Go through the listing and copy every line word for word.

───── EXERCISE INPUT ─────

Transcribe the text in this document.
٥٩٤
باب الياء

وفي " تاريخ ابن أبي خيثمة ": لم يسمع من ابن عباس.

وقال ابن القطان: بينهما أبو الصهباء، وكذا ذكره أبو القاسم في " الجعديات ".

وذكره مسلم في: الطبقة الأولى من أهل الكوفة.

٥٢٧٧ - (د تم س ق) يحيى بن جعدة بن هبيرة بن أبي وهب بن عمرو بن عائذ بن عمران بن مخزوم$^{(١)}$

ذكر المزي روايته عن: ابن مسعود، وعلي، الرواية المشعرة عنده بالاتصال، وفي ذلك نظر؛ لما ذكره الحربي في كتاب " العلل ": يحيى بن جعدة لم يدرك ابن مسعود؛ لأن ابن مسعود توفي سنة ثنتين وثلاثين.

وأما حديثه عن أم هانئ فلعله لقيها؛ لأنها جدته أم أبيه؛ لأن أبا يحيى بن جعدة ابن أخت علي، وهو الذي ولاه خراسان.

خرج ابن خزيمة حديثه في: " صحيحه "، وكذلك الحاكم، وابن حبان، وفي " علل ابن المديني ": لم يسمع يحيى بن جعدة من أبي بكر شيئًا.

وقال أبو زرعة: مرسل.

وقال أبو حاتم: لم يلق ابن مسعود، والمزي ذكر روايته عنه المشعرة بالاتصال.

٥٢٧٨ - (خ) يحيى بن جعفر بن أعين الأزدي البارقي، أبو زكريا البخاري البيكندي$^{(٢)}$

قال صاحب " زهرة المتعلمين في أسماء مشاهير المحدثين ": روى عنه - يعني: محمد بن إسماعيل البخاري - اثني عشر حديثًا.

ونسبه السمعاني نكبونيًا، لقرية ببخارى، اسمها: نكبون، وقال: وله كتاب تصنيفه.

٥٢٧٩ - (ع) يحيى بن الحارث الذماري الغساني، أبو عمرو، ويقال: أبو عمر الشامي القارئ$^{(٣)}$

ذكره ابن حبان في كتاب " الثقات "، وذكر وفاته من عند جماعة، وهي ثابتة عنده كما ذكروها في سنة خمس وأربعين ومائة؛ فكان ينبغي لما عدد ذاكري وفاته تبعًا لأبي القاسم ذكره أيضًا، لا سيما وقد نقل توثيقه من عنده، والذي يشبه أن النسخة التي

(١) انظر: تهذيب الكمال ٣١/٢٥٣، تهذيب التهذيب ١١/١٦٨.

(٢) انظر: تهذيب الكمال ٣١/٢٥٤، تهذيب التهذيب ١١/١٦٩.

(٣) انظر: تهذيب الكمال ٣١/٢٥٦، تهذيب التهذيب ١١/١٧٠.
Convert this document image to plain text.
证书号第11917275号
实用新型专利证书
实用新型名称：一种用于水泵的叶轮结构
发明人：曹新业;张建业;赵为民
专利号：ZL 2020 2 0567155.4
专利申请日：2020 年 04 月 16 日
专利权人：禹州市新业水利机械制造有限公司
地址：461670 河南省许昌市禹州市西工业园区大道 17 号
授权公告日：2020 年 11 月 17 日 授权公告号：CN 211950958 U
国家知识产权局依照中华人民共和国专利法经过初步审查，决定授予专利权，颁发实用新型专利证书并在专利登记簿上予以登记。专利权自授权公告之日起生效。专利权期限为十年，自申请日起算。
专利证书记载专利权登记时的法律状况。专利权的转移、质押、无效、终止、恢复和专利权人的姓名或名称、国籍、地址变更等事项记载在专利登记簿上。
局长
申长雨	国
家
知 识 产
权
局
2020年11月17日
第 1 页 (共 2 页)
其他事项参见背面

─────

[FULL ANSWER]
Transcribe the text in this document.
٥٩٤
باب الياء

وفي " تاريخ ابن أبي خيثمة ": لم يسمع من ابن عباس.

وقال ابن القطان: بينهما أبو الصهباء، وكذا ذكره أبو القاسم في " الجعديات ".

وذكره مسلم في: الطبقة الأولى من أهل الكوفة.

٥٢٧٧ - (د تم س ق) يحيى بن جعدة بن هبيرة بن أبي وهب بن عمرو بن عائذ بن عمران بن مخزوم$^{(١)}$

ذكر المزي روايته عن: ابن مسعود، وعلي، الرواية المشعرة عنده بالاتصال، وفي ذلك نظر؛ لما ذكره الحربي في كتاب " العلل ": يحيى بن جعدة لم يدرك ابن مسعود؛ لأن ابن مسعود توفي سنة ثنتين وثلاثين.

وأما حديثه عن أم هانئ فلعله لقيها؛ لأنها جدته أم أبيه؛ لأن أبا يحيى بن جعدة ابن أخت علي، وهو الذي ولاه خراسان.

خرج ابن خزيمة حديثه في: " صحيحه "، وكذلك الحاكم، وابن حبان، وفي " علل ابن المديني ": لم يسمع يحيى بن جعدة من أبي بكر شيئًا.

وقال أبو زرعة: مرسل.

وقال أبو حاتم: لم يلق ابن مسعود، والمزي ذكر روايته عنه المشعرة بالاتصال.

٥٢٧٨ - (خ) يحيى بن جعفر بن أعين الأزدي البارقي، أبو زكريا البخاري البيكندي$^{(٢)}$

قال صاحب " زهرة المتعلمين في أسماء مشاهير المحدثين ": روى عنه - يعني: محمد بن إسماعيل البخاري - اثني عشر حديثًا.

ونسبه السمعاني نكبونيًا، لقرية ببخارى، اسمها: نكبون، وقال: وله كتاب تصنيفه.

٥٢٧٩ - (ع) يحيى بن الحارث الذماري الغساني، أبو عمرو، ويقال: أبو عمر الشامي القارئ$^{(٣)}$

ذكره ابن حبان في كتاب " الثقات "، وذكر وفاته من عند جماعة، وهي ثابتة عنده كما ذكروها في سنة خمس وأربعين ومائة؛ فكان ينبغي لما عدد ذاكري وفاته تبعًا لأبي القاسم ذكره أيضًا، لا سيما وقد نقل توثيقه من عنده، والذي يشبه أن النسخة التي

(١) انظر: تهذيب الكمال ٣١/٢٥٣، تهذيب التهذيب ١١/١٦٨.

(٢) انظر: تهذيب الكمال ٣١/٢٥٤، تهذيب التهذيب ١١/١٦٩.

(٣) انظر: تهذيب الكمال ٣١/٢٥٦، تهذيب التهذيب ١١/١٧٠.
Convert this document image to plain text.
证书号第11917275号
实用新型专利证书
实用新型名称：一种用于水泵的叶轮结构
发明人：曹新业;张建业;赵为民
专利号：ZL 2020 2 0567155.4
专利申请日：2020 年 04 月 16 日
专利权人：禹州市新业水利机械制造有限公司
地址：461670 河南省许昌市禹州市西工业园区大道 17 号
授权公告日：2020 年 11 月 17 日 授权公告号：CN 211950958 U
国家知识产权局依照中华人民共和国专利法经过初步审查，决定授予专利权，颁发实用新型专利证书并在专利登记簿上予以登记。专利权自授权公告之日起生效。专利权期限为十年，自申请日起算。
专利证书记载专利权登记时的法律状况。专利权的转移、质押、无效、终止、恢复和专利权人的姓名或名称、国籍、地址变更等事项记载在专利登记簿上。
局长
申长雨	国
家
知 识 产
权
局
2020年11月17日
第 1 页 (共 2 页)
其他事项参见背面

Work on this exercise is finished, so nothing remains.